SET EXERCISE: Identify every line containing the word "закупки" and reproduce each one.

— Begin RECORD EXTRACTS —

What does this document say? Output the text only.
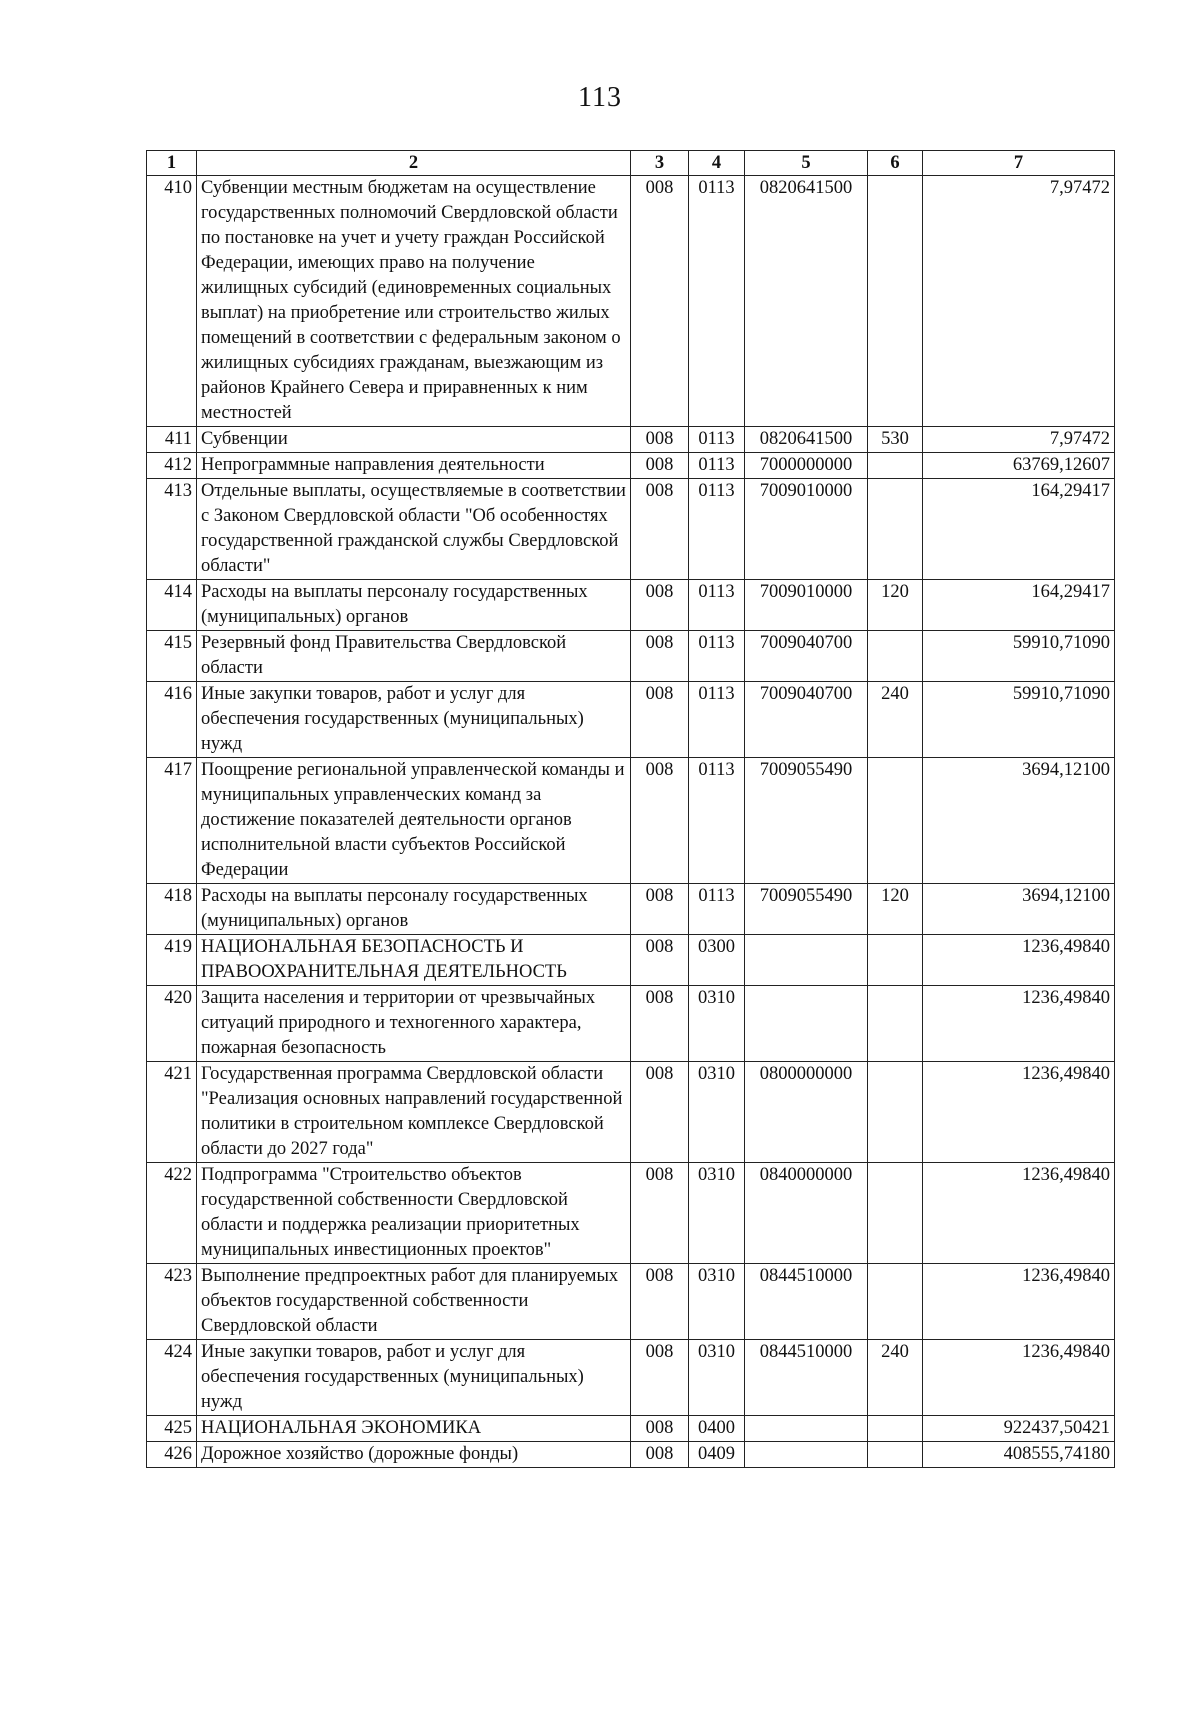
113
1	2	3	4	5	6	7
410	Субвенции местным бюджетам на осуществление государственных полномочий Свердловской области по постановке на учет и учету граждан Российской Федерации, имеющих право на получение жилищных субсидий (единовременных социальных выплат) на приобретение или строительство жилых помещений в соответствии с федеральным законом о жилищных субсидиях гражданам, выезжающим из районов Крайнего Севера и приравненных к ним местностей	008	0113	0820641500		7,97472
411	Субвенции	008	0113	0820641500	530	7,97472
412	Непрограммные направления деятельности	008	0113	7000000000		63769,12607
413	Отдельные выплаты, осуществляемые в соответствии с Законом Свердловской области "Об особенностях государственной гражданской службы Свердловской области"	008	0113	7009010000		164,29417
414	Расходы на выплаты персоналу государственных (муниципальных) органов	008	0113	7009010000	120	164,29417
415	Резервный фонд Правительства Свердловской области	008	0113	7009040700		59910,71090
416	Иные закупки товаров, работ и услуг для обеспечения государственных (муниципальных) нужд	008	0113	7009040700	240	59910,71090
417	Поощрение региональной управленческой команды и муниципальных управленческих команд за достижение показателей деятельности органов исполнительной власти субъектов Российской Федерации	008	0113	7009055490		3694,12100
418	Расходы на выплаты персоналу государственных (муниципальных) органов	008	0113	7009055490	120	3694,12100
419	НАЦИОНАЛЬНАЯ БЕЗОПАСНОСТЬ И ПРАВООХРАНИТЕЛЬНАЯ ДЕЯТЕЛЬНОСТЬ	008	0300			1236,49840
420	Защита населения и территории от чрезвычайных ситуаций природного и техногенного характера, пожарная безопасность	008	0310			1236,49840
421	Государственная программа Свердловской области "Реализация основных направлений государственной политики в строительном комплексе Свердловской области до 2027 года"	008	0310	0800000000		1236,49840
422	Подпрограмма "Строительство объектов государственной собственности Свердловской области и поддержка реализации приоритетных муниципальных инвестиционных проектов"	008	0310	0840000000		1236,49840
423	Выполнение предпроектных работ для планируемых объектов государственной собственности Свердловской области	008	0310	0844510000		1236,49840
424	Иные закупки товаров, работ и услуг для обеспечения государственных (муниципальных) нужд	008	0310	0844510000	240	1236,49840
425	НАЦИОНАЛЬНАЯ ЭКОНОМИКА	008	0400			922437,50421
426	Дорожное хозяйство (дорожные фонды)	008	0409			408555,74180
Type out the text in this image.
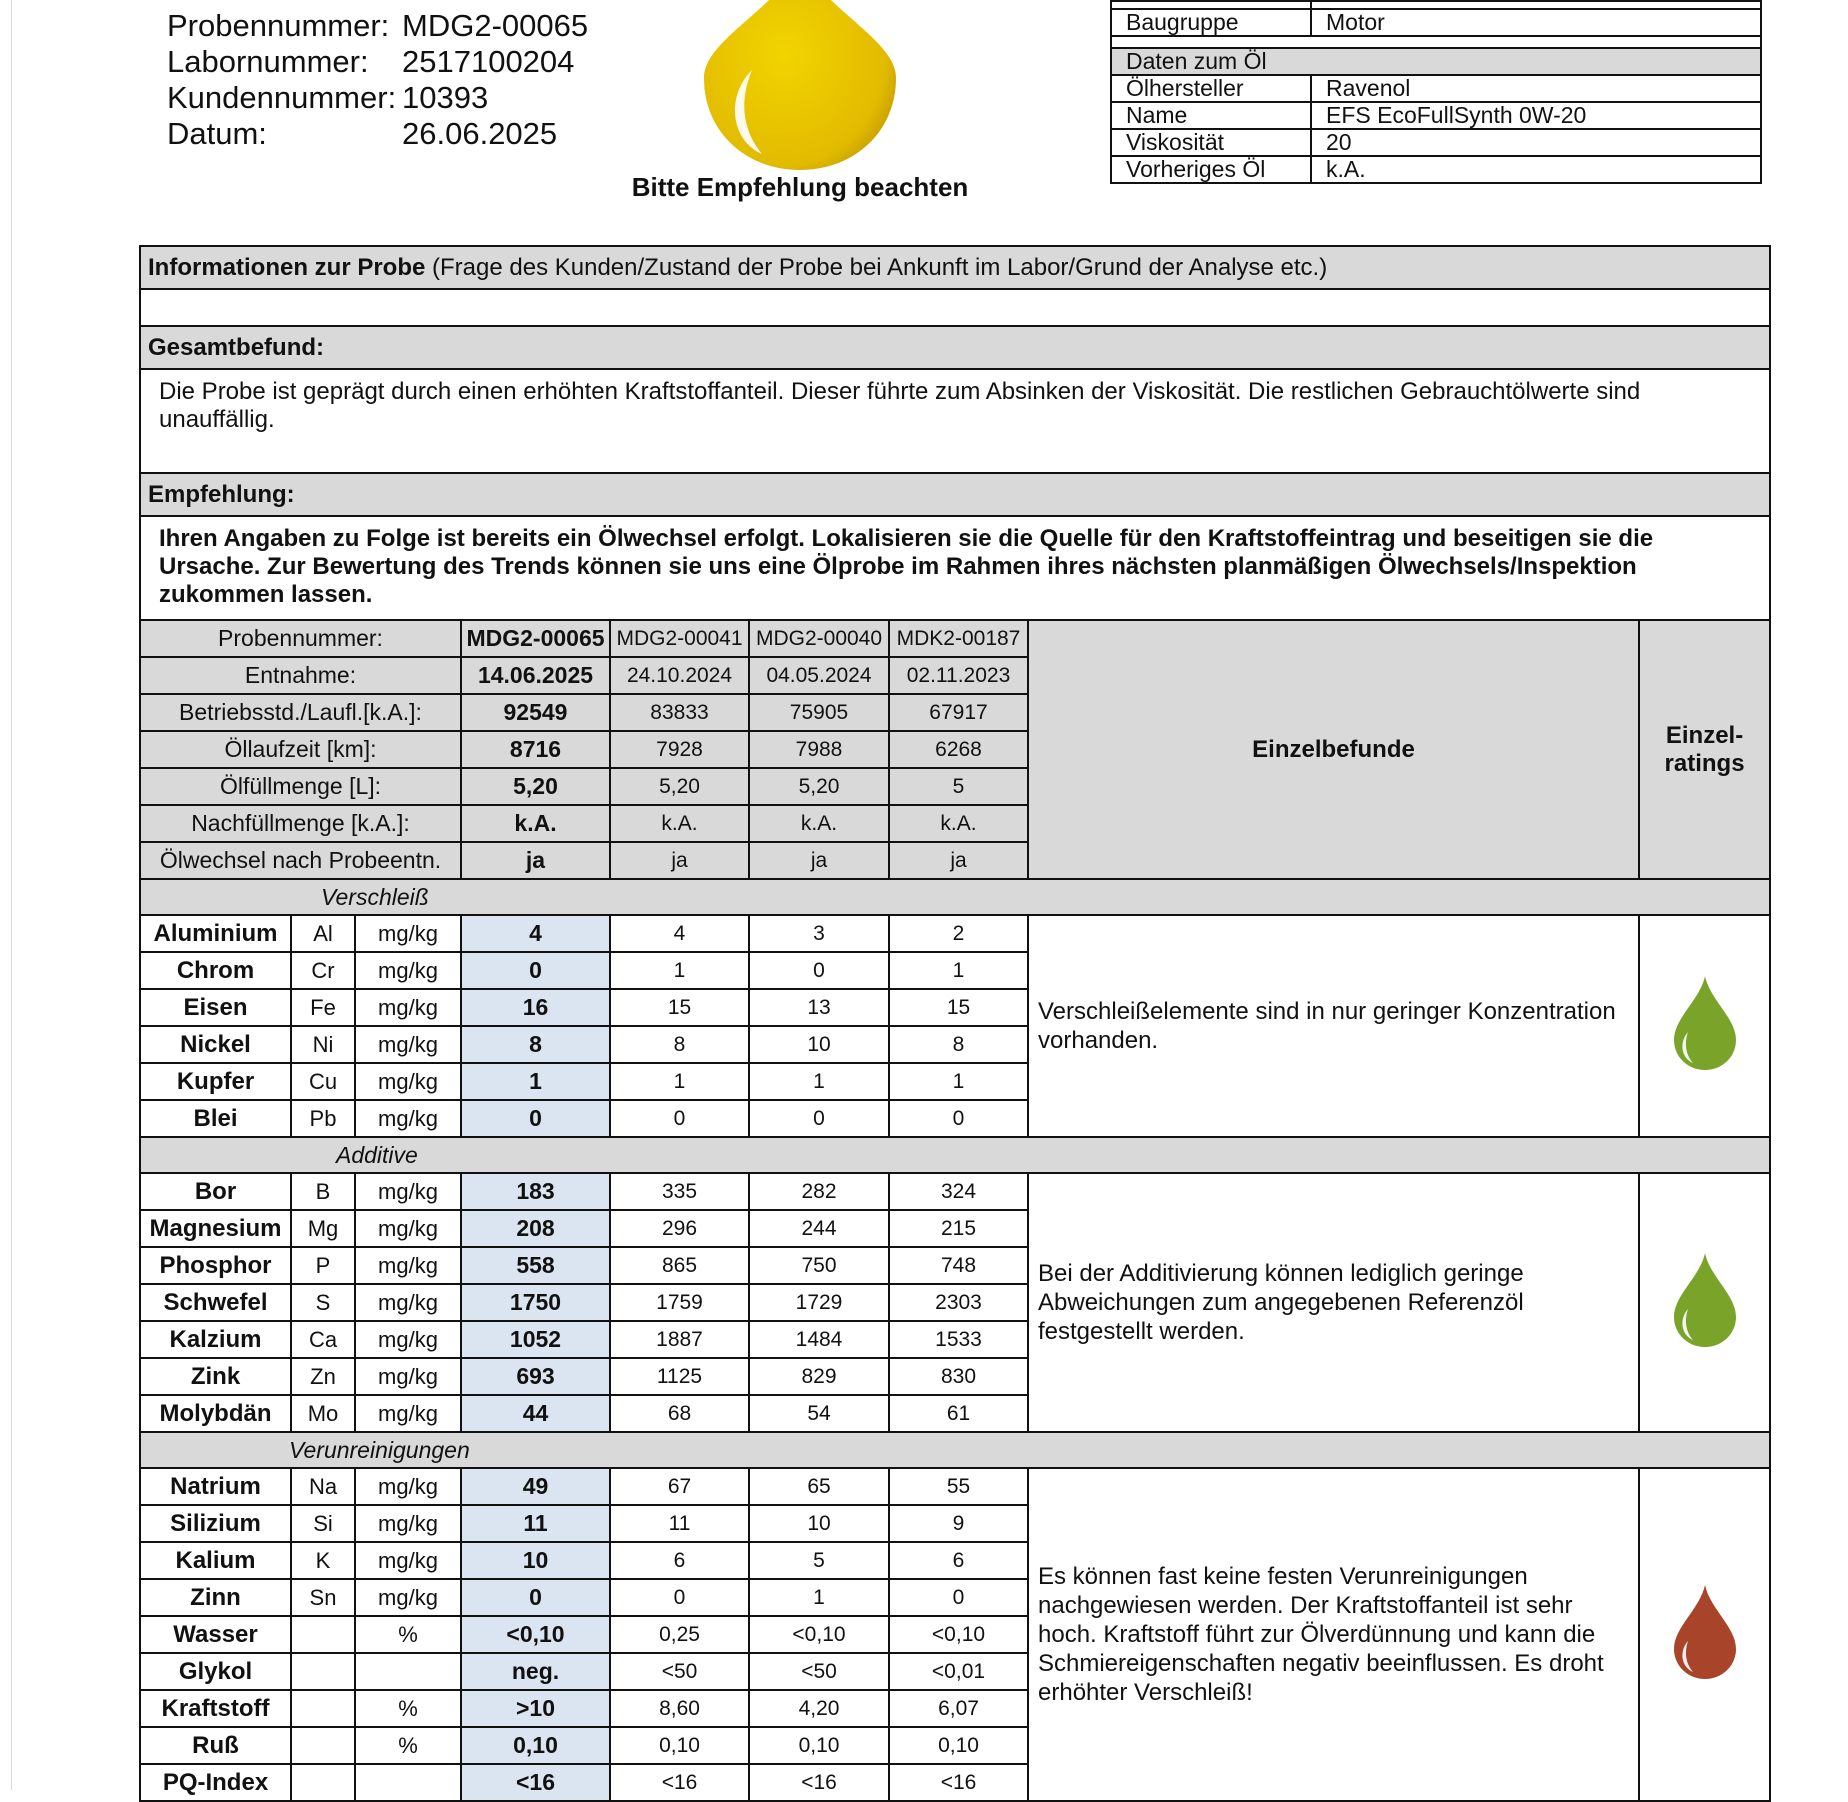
Probennummer: MDG2-00065
Labornummer:	2517100204
Kundennummer: 10393
Datum:	26.06.2025
Bitte Empfehlung beachten

Baugruppe	Motor

Daten zum Öl	
Ölhersteller	Ravenol
Name	EFS EcoFullSynth 0W-20
Viskosität	20
Vorheriges Öl	k.A.
Informationen zur Probe (Frage des Kunden/Zustand der Probe bei Ankunft im Labor/Grund der Analyse etc.)								

Gesamtbefund:								
Die Probe ist geprägt durch einen erhöhten Kraftstoffanteil. Dieser führte zum Absinken der Viskosität. Die restlichen Gebrauchtölwerte sind unauffällig.								
Empfehlung:								
Ihren Angaben zu Folge ist bereits ein Ölwechsel erfolgt. Lokalisieren sie die Quelle für den Kraftstoffeintrag und beseitigen sie die Ursache. Zur Bewertung des Trends können sie uns eine Ölprobe im Rahmen ihres nächsten planmäßigen Ölwechsels/Inspektion zukommen lassen.								
Probennummer:			MDG2-00065	MDG2-00041	MDG2-00040	MDK2-00187	Einzelbefunde	Einzel-ratings
Entnahme:			14.06.2025	24.10.2024	04.05.2024	02.11.2023		
Betriebsstd./Laufl.[k.A.]:			92549	83833	75905	67917		
Öllaufzeit [km]:			8716	7928	7988	6268		
Ölfüllmenge [L]:			5,20	5,20	5,20	5		
Nachfüllmenge [k.A.]:			k.A.	k.A.	k.A.	k.A.		
Ölwechsel nach Probeentn.			ja	ja	ja	ja		
Verschleiß								
Aluminium	Al	mg/kg	4	4	3	2	Verschleißelemente sind in nur geringer Konzentration vorhanden.	
Chrom	Cr	mg/kg	0	1	0	1		
Eisen	Fe	mg/kg	16	15	13	15		
Nickel	Ni	mg/kg	8	8	10	8		
Kupfer	Cu	mg/kg	1	1	1	1		
Blei	Pb	mg/kg	0	0	0	0		
Additive								
Bor	B	mg/kg	183	335	282	324	Bei der Additivierung können lediglich geringe Abweichungen zum angegebenen Referenzöl festgestellt werden.	
Magnesium	Mg	mg/kg	208	296	244	215		
Phosphor	P	mg/kg	558	865	750	748		
Schwefel	S	mg/kg	1750	1759	1729	2303		
Kalzium	Ca	mg/kg	1052	1887	1484	1533		
Zink	Zn	mg/kg	693	1125	829	830		
Molybdän	Mo	mg/kg	44	68	54	61		
Verunreinigungen								
Natrium	Na	mg/kg	49	67	65	55	Es können fast keine festen Verunreinigungen nachgewiesen werden. Der Kraftstoffanteil ist sehr hoch. Kraftstoff führt zur Ölverdünnung und kann die Schmiereigenschaften negativ beeinflussen. Es droht erhöhter Verschleiß!	
Silizium	Si	mg/kg	11	11	10	9		
Kalium	K	mg/kg	10	6	5	6		
Zinn	Sn	mg/kg	0	0	1	0		
Wasser		%	<0,10	0,25	<0,10	<0,10		
Glykol			neg.	<50	<50	<0,01		
Kraftstoff		%	>10	8,60	4,20	6,07		
Ruß		%	0,10	0,10	0,10	0,10		
PQ-Index			<16	<16	<16	<16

— End RECORD EXTRACTS —

OUTPUT:
416	Иные закупки товаров, работ и услуг для обеспечения государственных (муниципальных) нужд	008	0113	7009040700	240	59910,71090
424	Иные закупки товаров, работ и услуг для обеспечения государственных (муниципальных) нужд	008	0310	0844510000	240	1236,49840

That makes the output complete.